Task:
Every line of the listing is returned unchanged, and every picture is dropped.
** Data for processing follows **
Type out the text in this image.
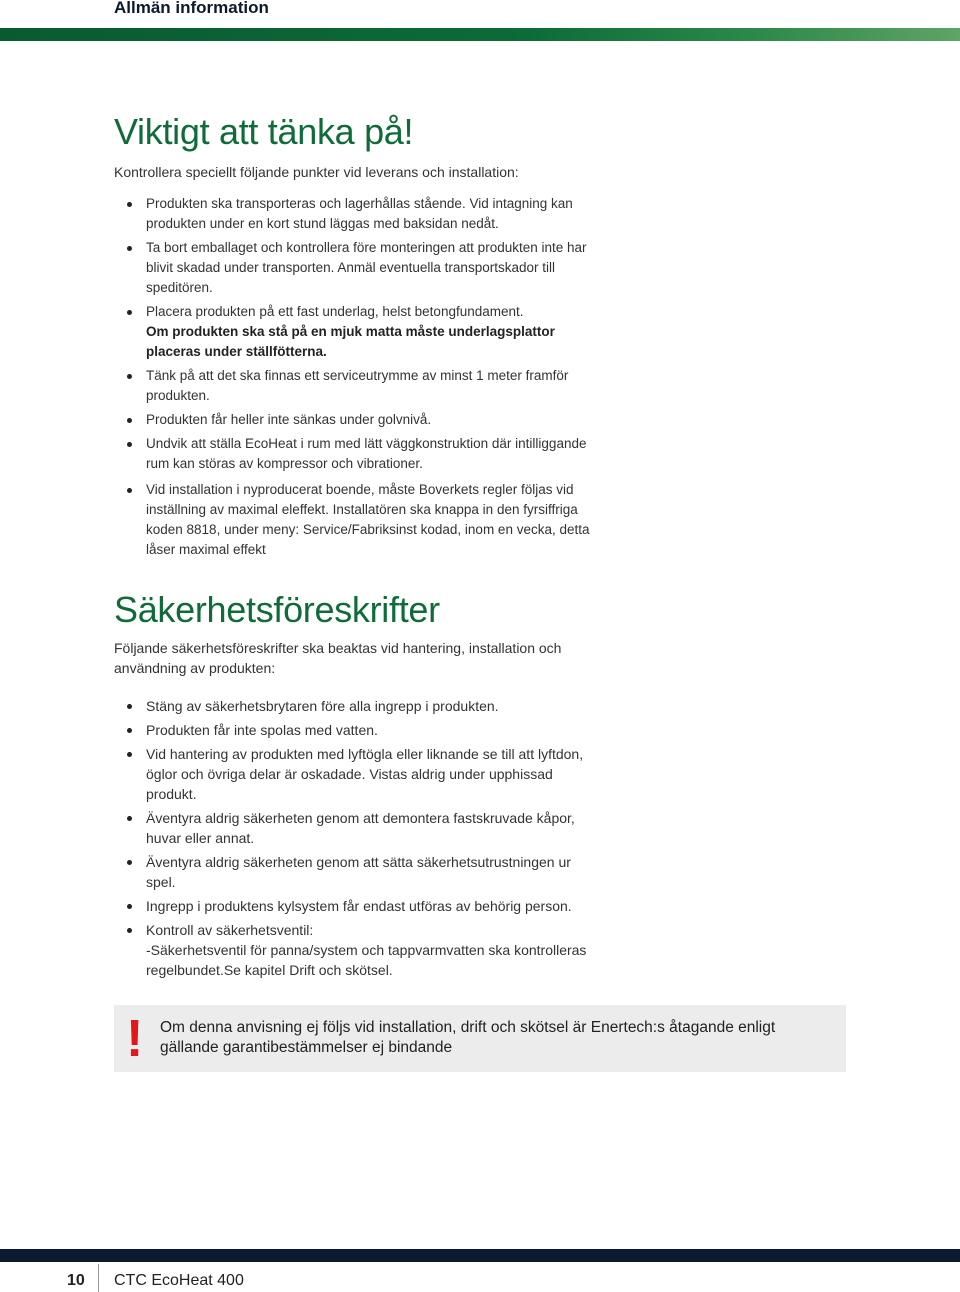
Allmän information
Viktigt att tänka på!

Kontrollera speciellt följande punkter vid leverans och installation:

Produkten ska transporteras och lagerhållas stående. Vid intagning kan produkten under en kort stund läggas med baksidan nedåt.
Ta bort emballaget och kontrollera före monteringen att produkten inte har blivit skadad under transporten. Anmäl eventuella transportskador till speditören.
Placera produkten på ett fast underlag, helst betongfundament.
Om produkten ska stå på en mjuk matta måste underlagsplattor placeras under ställfötterna.
Tänk på att det ska finnas ett serviceutrymme av minst 1 meter framför produkten.
Produkten får heller inte sänkas under golvnivå.
Undvik att ställa EcoHeat i rum med lätt väggkonstruktion där intilliggande rum kan störas av kompressor och vibrationer.
Vid installation i nyproducerat boende, måste Boverkets regler följas vid inställning av maximal eleffekt. Installatören ska knappa in den fyrsiffriga koden 8818, under meny: Service/Fabriksinst kodad, inom en vecka, detta låser maximal effekt
Säkerhetsföreskrifter

Följande säkerhetsföreskrifter ska beaktas vid hantering, installation och användning av produkten:

Stäng av säkerhetsbrytaren före alla ingrepp i produkten.
Produkten får inte spolas med vatten.
Vid hantering av produkten med lyftögla eller liknande se till att lyftdon, öglor och övriga delar är oskadade. Vistas aldrig under upphissad produkt.
Äventyra aldrig säkerheten genom att demontera fastskruvade kåpor, huvar eller annat.
Äventyra aldrig säkerheten genom att sätta säkerhetsutrustningen ur spel.
Ingrepp i produktens kylsystem får endast utföras av behörig person.
Kontroll av säkerhetsventil:
-Säkerhetsventil för panna/system och tappvarmvatten ska kontrolleras regelbundet.Se kapitel Drift och skötsel.
! Om denna anvisning ej följs vid installation, drift och skötsel är Enertech:s åtagande enligt gällande garantibestämmelser ej bindande
10 CTC EcoHeat 400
** End of Data for processing **
Answer area:
Type out the text in this image.
Allmän information
Viktigt att tänka på!

Kontrollera speciellt följande punkter vid leverans och installation:

Produkten ska transporteras och lagerhållas stående. Vid intagning kan produkten under en kort stund läggas med baksidan nedåt.
Ta bort emballaget och kontrollera före monteringen att produkten inte har blivit skadad under transporten. Anmäl eventuella transportskador till speditören.
Placera produkten på ett fast underlag, helst betongfundament.
Om produkten ska stå på en mjuk matta måste underlagsplattor placeras under ställfötterna.
Tänk på att det ska finnas ett serviceutrymme av minst 1 meter framför produkten.
Produkten får heller inte sänkas under golvnivå.
Undvik att ställa EcoHeat i rum med lätt väggkonstruktion där intilliggande rum kan störas av kompressor och vibrationer.
Vid installation i nyproducerat boende, måste Boverkets regler följas vid inställning av maximal eleffekt. Installatören ska knappa in den fyrsiffriga koden 8818, under meny: Service/Fabriksinst kodad, inom en vecka, detta låser maximal effekt
Säkerhetsföreskrifter

Följande säkerhetsföreskrifter ska beaktas vid hantering, installation och användning av produkten:

Stäng av säkerhetsbrytaren före alla ingrepp i produkten.
Produkten får inte spolas med vatten.
Vid hantering av produkten med lyftögla eller liknande se till att lyftdon, öglor och övriga delar är oskadade. Vistas aldrig under upphissad produkt.
Äventyra aldrig säkerheten genom att demontera fastskruvade kåpor, huvar eller annat.
Äventyra aldrig säkerheten genom att sätta säkerhetsutrustningen ur spel.
Ingrepp i produktens kylsystem får endast utföras av behörig person.
Kontroll av säkerhetsventil:
-Säkerhetsventil för panna/system och tappvarmvatten ska kontrolleras regelbundet.Se kapitel Drift och skötsel.
! Om denna anvisning ej följs vid installation, drift och skötsel är Enertech:s åtagande enligt gällande garantibestämmelser ej bindande
10 CTC EcoHeat 400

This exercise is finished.